→ SUAS INSTRUÇÕES: Redija a continuação do texto sobre o hivemind militante e as bolhas discursivas das redes sociais, começando logo após a última frase apresentada.

→ TEXTO EXTRAÍDO:
+--

Gostaria de salientar um fenômeno mais amplo, que se torna mais aparente, manifesto, a partir da existência do BBB no imaginário coletivo do brasileiro. Um paradigma que a internet e especialmente a virada da internet para o modelo da rede social não criou, mas fomentou exponencialmente: o hivemind militante. A existência de comunicação em redes, especialmente redes massivas, e ainda mais especificamente redes massivas que organizam as relações a partir de algoritmos de gestão da informação, gera uma espécie de efeito de influência vetorial centrípeta, no qual as forças tendem a se voltar para dentro de seus círculos, e não para fora, criando e fazendo a manutenção de regras específicas e estruturas discursivas próprias. Em outras palavras, os algoritmos das redes sociais criam um terreno fértil para a cristalização de ordens de discurso, bolhas nas quais micro-estruturas de poder se consolidam, como analisou Foucault, a partir de interdições, segregação e vontade de verdade.
A vontade de verdade e a segregação da loucura são os processos nos quais se legitima ou deslegitima um discurso. A partir dessas estruturas que se solidificam nas bolhas, cada vez mais desejamos que nossa palavra seja verdadeira, que seja aceita, que passe pelo crivo do coletivo, e assim se criam e se renovam os manuais discursivos, que (re)definem os termos corretos, as posturas, os autores e autoras que devemos citar para que nossa palavra seja legítima. Por outro lado, a palavra é interditada por muitos lados, a partir de tabus, rituais e estabelecimento de territórios discursivos (ou, em algumas circunstâncias, “lugares de fala”). Assim, certas afirmações, como a declaração racista de Manu, seja lá qual tenha sido, configuram verdadeiros suicídios discursivos.
Obviamente não tenho como objetivo deslegitimar discursos minoritários, negar o lugar de fala daqueles que sofrem o que outros nunca vão sofrer nem apoiar a histórica tomada da palavra pelos discursos maiores (no pior sentido de discursos que carregam consigo mais poder, ou seja, as forças homem, branco, hetero, cis etc). Quero, ao contrário, demonstrar como a criação de micro ordens discursivas não só não contribui para a construção de uma resistência ampla a estas forças, mas também reflete de lambuja a boa e velha vontade do oprimido de se tornar opressor.
Confundimos muitas vezes a luta contra o poder com uma luta por empoderamento, por criar contra-poderes. Mas criar novas estruturas de poder não parece ser o melhor modo de lutar contra as antigas, por dois simples motivos: primeiro, novas e micro estruturas se isolam. Não é possível se relacionar diretamente com os grandes vetores de força que organizam a realidade, porque as questões micro em algum momento passam a dizer respeito apenas à estrutura micro, a especificidades discursivas que qualquer pessoa fora da bolha não tem qualquer capacidade de compreender (o que acontece em outras instituições, como a universidade ou a ciência formal).

+--

→ DADOS ARMAZENADOS:
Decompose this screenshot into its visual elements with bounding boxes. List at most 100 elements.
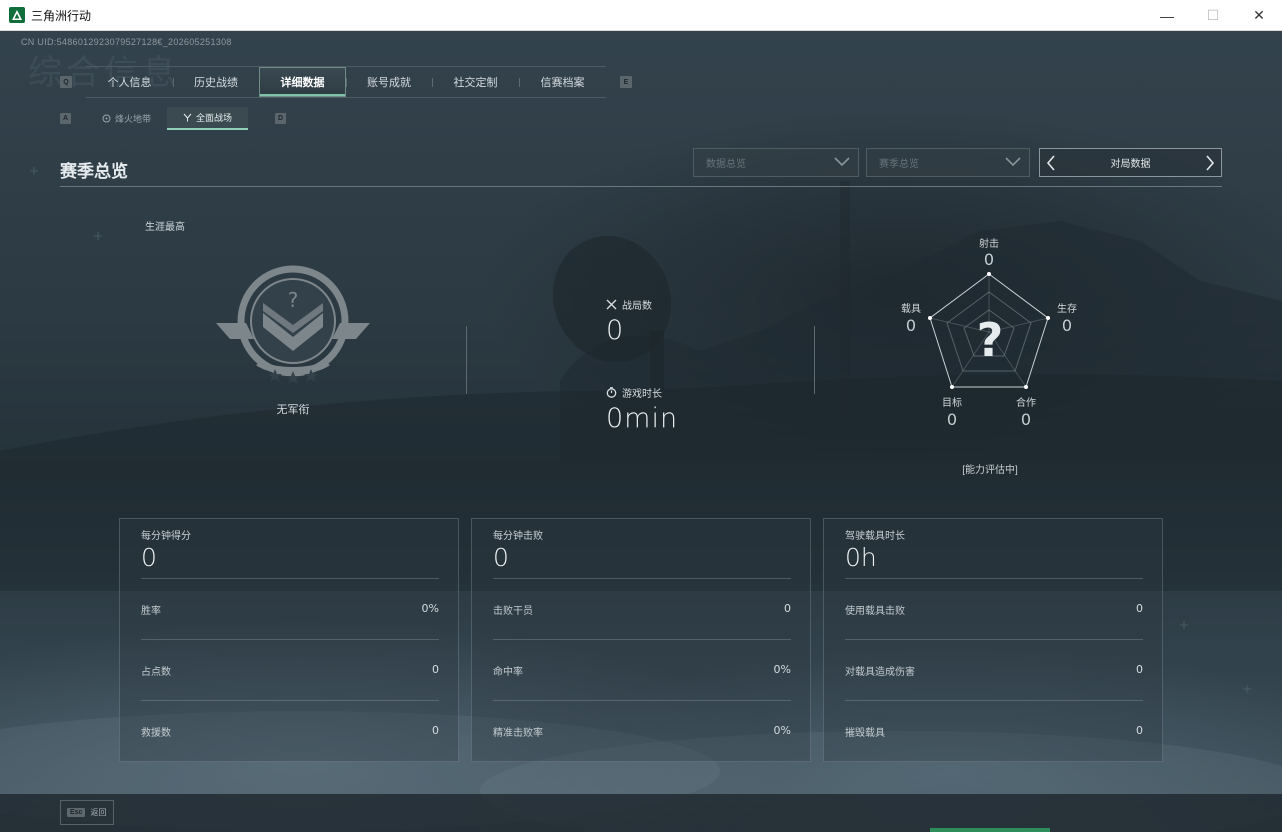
card-row-win-rate: 胜率 0% <box>141 602 439 617</box>
crossed-swords-icon <box>606 299 617 310</box>
playtime-stat: 游戏时长 0min <box>606 385 678 434</box>
row-label: 击败干员 <box>493 606 533 617</box>
chevron-down-icon <box>834 157 850 167</box>
data-type-dropdown-value: 数据总览 <box>706 159 746 170</box>
esc-key-hint: Esc <box>67 808 86 817</box>
section-divider <box>60 186 1222 187</box>
radar-vehicle-value: 0 <box>905 316 917 335</box>
row-value: 0 <box>432 724 439 737</box>
card-main-value: 0 <box>493 543 509 572</box>
row-value: 0 <box>1136 663 1143 676</box>
card-divider <box>845 639 1143 640</box>
overview-divider-right <box>814 326 815 394</box>
window-title: 三角洲行动 <box>31 8 92 23</box>
row-value: 0% <box>773 663 791 676</box>
season-dropdown-value: 赛季总览 <box>879 159 919 170</box>
matches-stat: 战局数 0 <box>606 297 652 346</box>
radar-vehicle-label: 载具 <box>901 304 921 315</box>
card-divider <box>845 700 1143 701</box>
vehicle-time-card: 驾驶载具时长 0h 使用载具击败 0 对载具造成伤害 0 摧毁载具 0 <box>823 518 1163 762</box>
game-viewport: CN UID:5486012923079527128€_202605251308… <box>0 31 1282 832</box>
data-type-dropdown[interactable]: 数据总览 <box>693 148 859 177</box>
row-label: 救援数 <box>141 728 171 739</box>
card-row-vehicle-kills: 使用载具击败 0 <box>845 602 1143 617</box>
career-high-label: 生涯最高 <box>145 222 185 233</box>
overview-divider-left <box>466 326 467 394</box>
back-button[interactable]: Esc 返回 <box>60 800 114 825</box>
tab-personal-info[interactable]: 个人信息 <box>86 67 173 97</box>
card-row-accuracy: 命中率 0% <box>493 663 791 678</box>
tab-social-custom[interactable]: 社交定制 <box>432 67 519 97</box>
card-main-value: 0h <box>845 543 877 572</box>
radar-shooting-label: 射击 <box>979 239 999 250</box>
chevron-down-icon <box>1005 157 1021 167</box>
tab-achievements[interactable]: 账号成就 <box>346 67 432 97</box>
kills-per-minute-card: 每分钟击败 0 击败干员 0 命中率 0% 精准击败率 0% <box>471 518 811 762</box>
row-label: 对载具造成伤害 <box>845 667 915 678</box>
next-tab-key-hint[interactable]: E <box>620 76 632 88</box>
row-value: 0% <box>421 602 439 615</box>
row-label: 胜率 <box>141 606 161 617</box>
subtab-operations-label: 烽火地带 <box>115 114 152 124</box>
card-divider <box>845 578 1143 579</box>
main-tab-bar: 个人信息 历史战绩 详细数据 账号成就 社交定制 信赛档案 <box>86 66 606 98</box>
next-subtab-key-hint[interactable]: D <box>275 113 286 124</box>
svg-text:?: ? <box>288 288 299 312</box>
playtime-value: 0min <box>606 403 679 434</box>
rank-badge-icon: ? <box>216 265 370 383</box>
score-per-minute-card: 每分钟得分 0 胜率 0% 占点数 0 救援数 0 <box>119 518 459 762</box>
app-logo-icon <box>9 7 25 23</box>
pager-label: 对局数据 <box>1110 159 1151 170</box>
card-row-operator-kills: 击败干员 0 <box>493 602 791 617</box>
card-divider <box>493 700 791 701</box>
prev-subtab-key-hint[interactable]: A <box>60 113 71 124</box>
row-label: 摧毁载具 <box>845 728 885 739</box>
card-main-value: 0 <box>141 543 157 572</box>
section-title: 赛季总览 <box>60 162 128 181</box>
card-title: 每分钟击败 <box>493 531 543 542</box>
row-label: 占点数 <box>141 667 171 678</box>
row-label: 使用载具击败 <box>845 606 905 617</box>
tab-match-history[interactable]: 历史战绩 <box>173 67 259 97</box>
row-label: 命中率 <box>493 667 523 678</box>
svg-text:?: ? <box>977 313 1004 367</box>
minimize-button[interactable]: — <box>1144 0 1190 31</box>
prev-tab-key-hint[interactable]: Q <box>60 76 72 88</box>
card-divider <box>141 578 439 579</box>
chevron-left-icon[interactable] <box>1046 155 1056 171</box>
tab-profile-archive[interactable]: 信赛档案 <box>519 67 606 97</box>
row-value: 0% <box>773 724 791 737</box>
chevron-right-icon[interactable] <box>1205 155 1215 171</box>
bottom-bar: Esc 返回 <box>0 794 1282 832</box>
radar-objective-label: 目标 <box>942 398 962 409</box>
radar-teamwork-value: 0 <box>1020 410 1032 429</box>
stopwatch-icon <box>606 387 617 398</box>
card-row-vehicles-destroyed: 摧毁载具 0 <box>845 724 1143 739</box>
radar-teamwork-label: 合作 <box>1016 398 1036 409</box>
subtab-warfare[interactable]: 全面战场 <box>167 107 249 130</box>
card-divider <box>493 578 791 579</box>
card-row-rescues: 救援数 0 <box>141 724 439 739</box>
warfare-icon <box>183 113 192 122</box>
card-title: 每分钟得分 <box>141 531 191 542</box>
subtab-operations[interactable]: 烽火地带 <box>86 107 167 130</box>
season-dropdown[interactable]: 赛季总览 <box>866 148 1030 177</box>
card-divider <box>141 639 439 640</box>
row-value: 0 <box>784 602 791 615</box>
row-label: 精准击败率 <box>493 728 543 739</box>
radar-status: [能力评估中] <box>962 465 1018 476</box>
window-titlebar: 三角洲行动 — ☐ ✕ <box>0 0 1282 31</box>
row-value: 0 <box>1136 602 1143 615</box>
row-value: 0 <box>1136 724 1143 737</box>
rank-name: 无军衔 <box>276 404 310 416</box>
operations-icon <box>102 114 111 123</box>
card-row-vehicle-damage: 对载具造成伤害 0 <box>845 663 1143 678</box>
tab-detailed-data[interactable]: 详细数据 <box>259 67 346 97</box>
sub-tab-bar: 烽火地带 全面战场 <box>86 107 249 130</box>
maximize-button[interactable]: ☐ <box>1190 0 1236 31</box>
matches-value: 0 <box>606 315 625 346</box>
row-value: 0 <box>432 663 439 676</box>
playtime-label: 游戏时长 <box>622 389 662 400</box>
close-button[interactable]: ✕ <box>1236 0 1282 31</box>
card-row-precision-kill-rate: 精准击败率 0% <box>493 724 791 739</box>
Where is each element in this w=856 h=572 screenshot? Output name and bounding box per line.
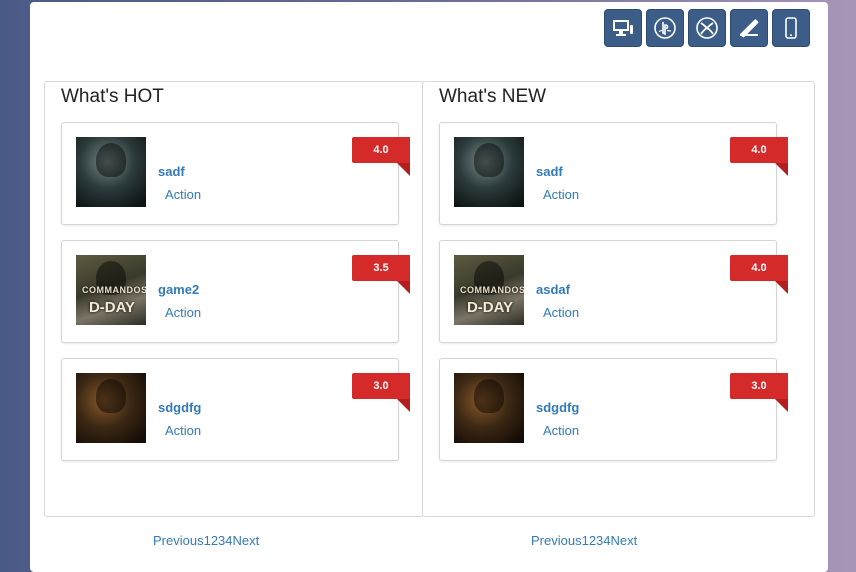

+--

→ RESPOSTA À TAREFA:
Segundo, porque numa realidade em que estes embates e troca de forças ocorrem em ambientes dominados pelos algoritmos das redes sociais, a produção de discursos é fortemente influenciada por um governo das subjetividades que é organizado por “máquinas de natureza extra pessoal, extra-individual (sistemas maquínicos, econômicos,sociais, tecnológicos, icônicos, ecológicos, etológicos, de mídia, enfim sistemas que não são mais imediatamente antropológicos)” (Arruda, 2016). Em resumo, não temos mais governo das forças que afetam e modelam nosso discurso, passando a fazer parte de um hivemind que funciona externamente. Ou: se todos na sua bolha decidem cancelar a Manu, a partir da lógica da bolha, isso automaticamente parece correto pra você também.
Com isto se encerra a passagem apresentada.